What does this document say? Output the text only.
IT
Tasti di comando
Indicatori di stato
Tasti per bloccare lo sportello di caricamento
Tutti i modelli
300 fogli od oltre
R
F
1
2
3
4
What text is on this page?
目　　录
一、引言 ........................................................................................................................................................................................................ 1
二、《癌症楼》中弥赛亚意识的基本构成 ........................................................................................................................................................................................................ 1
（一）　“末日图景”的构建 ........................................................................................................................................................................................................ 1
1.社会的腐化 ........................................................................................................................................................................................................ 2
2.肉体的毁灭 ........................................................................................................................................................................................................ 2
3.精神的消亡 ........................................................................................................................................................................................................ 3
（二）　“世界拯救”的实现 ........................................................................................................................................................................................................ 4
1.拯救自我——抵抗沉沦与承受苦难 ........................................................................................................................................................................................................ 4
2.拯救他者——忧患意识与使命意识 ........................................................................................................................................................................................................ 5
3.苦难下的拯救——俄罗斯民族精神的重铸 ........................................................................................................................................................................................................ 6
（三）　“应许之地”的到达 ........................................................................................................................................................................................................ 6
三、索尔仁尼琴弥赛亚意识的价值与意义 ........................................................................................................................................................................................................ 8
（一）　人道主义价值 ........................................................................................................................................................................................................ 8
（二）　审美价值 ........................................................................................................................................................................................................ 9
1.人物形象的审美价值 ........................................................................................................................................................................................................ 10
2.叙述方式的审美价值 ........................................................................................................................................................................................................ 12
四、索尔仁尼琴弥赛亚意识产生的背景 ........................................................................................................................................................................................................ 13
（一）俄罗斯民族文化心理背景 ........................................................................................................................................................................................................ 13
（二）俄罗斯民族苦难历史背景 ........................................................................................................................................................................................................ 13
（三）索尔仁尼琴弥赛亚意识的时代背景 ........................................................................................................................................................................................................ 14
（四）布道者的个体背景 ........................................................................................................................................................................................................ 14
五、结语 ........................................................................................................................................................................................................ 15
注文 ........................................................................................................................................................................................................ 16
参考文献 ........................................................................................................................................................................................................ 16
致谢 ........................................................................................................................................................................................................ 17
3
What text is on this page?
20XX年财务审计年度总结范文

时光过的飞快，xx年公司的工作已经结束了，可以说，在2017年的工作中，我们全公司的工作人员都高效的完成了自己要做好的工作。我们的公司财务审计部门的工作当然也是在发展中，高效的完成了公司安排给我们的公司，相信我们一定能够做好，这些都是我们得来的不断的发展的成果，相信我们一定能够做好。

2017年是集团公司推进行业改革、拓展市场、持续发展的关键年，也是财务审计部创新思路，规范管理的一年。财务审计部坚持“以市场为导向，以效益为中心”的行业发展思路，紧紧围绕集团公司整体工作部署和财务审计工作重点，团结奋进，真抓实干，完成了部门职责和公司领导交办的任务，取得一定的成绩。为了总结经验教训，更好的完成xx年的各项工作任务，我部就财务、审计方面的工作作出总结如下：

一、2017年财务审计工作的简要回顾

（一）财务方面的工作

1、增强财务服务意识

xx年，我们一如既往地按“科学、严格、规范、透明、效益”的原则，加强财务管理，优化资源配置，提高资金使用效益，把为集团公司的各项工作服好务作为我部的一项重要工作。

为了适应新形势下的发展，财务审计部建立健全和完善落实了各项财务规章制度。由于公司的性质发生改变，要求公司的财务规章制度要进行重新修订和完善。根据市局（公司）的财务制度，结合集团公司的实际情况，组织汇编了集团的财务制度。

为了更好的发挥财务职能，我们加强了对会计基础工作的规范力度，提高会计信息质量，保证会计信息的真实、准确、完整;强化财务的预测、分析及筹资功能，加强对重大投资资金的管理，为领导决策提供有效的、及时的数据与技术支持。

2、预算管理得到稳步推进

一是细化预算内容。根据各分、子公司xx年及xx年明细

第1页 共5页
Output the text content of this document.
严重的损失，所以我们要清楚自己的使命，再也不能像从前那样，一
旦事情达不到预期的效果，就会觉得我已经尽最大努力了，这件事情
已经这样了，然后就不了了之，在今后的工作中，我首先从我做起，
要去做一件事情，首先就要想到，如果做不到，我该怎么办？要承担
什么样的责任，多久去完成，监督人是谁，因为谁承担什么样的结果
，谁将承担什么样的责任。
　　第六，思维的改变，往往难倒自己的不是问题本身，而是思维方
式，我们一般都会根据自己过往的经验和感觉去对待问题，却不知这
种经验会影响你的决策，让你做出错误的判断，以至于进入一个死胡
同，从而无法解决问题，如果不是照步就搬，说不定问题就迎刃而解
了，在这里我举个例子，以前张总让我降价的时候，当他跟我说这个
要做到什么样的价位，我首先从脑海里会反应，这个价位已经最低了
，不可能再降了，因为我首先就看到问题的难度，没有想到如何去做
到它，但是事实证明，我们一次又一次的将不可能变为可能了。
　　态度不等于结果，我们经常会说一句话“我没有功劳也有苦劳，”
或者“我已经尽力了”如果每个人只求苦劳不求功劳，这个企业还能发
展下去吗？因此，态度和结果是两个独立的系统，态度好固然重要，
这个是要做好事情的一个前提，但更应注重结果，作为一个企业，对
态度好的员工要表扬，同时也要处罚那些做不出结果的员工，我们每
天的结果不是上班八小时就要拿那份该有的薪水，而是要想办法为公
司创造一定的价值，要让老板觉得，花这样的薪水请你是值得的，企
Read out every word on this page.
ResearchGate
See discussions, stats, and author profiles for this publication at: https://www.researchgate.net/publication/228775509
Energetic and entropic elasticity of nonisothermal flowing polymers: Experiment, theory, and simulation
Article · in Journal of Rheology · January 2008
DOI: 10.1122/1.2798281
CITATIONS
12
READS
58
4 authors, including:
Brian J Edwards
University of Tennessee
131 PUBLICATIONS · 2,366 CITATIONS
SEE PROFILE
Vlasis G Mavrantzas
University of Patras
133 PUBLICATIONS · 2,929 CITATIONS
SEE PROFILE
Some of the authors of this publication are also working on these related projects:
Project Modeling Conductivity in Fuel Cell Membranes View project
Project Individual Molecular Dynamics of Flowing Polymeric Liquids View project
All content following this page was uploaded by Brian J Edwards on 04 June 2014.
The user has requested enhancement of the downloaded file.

□ □ □

• **DO THIS**
Go through the records and show every line with the string "content" in it.

• **EXERCISE RESPONSE**
Output the text content of this document.
All content following this page was uploaded by Brian J Edwards on 04 June 2014.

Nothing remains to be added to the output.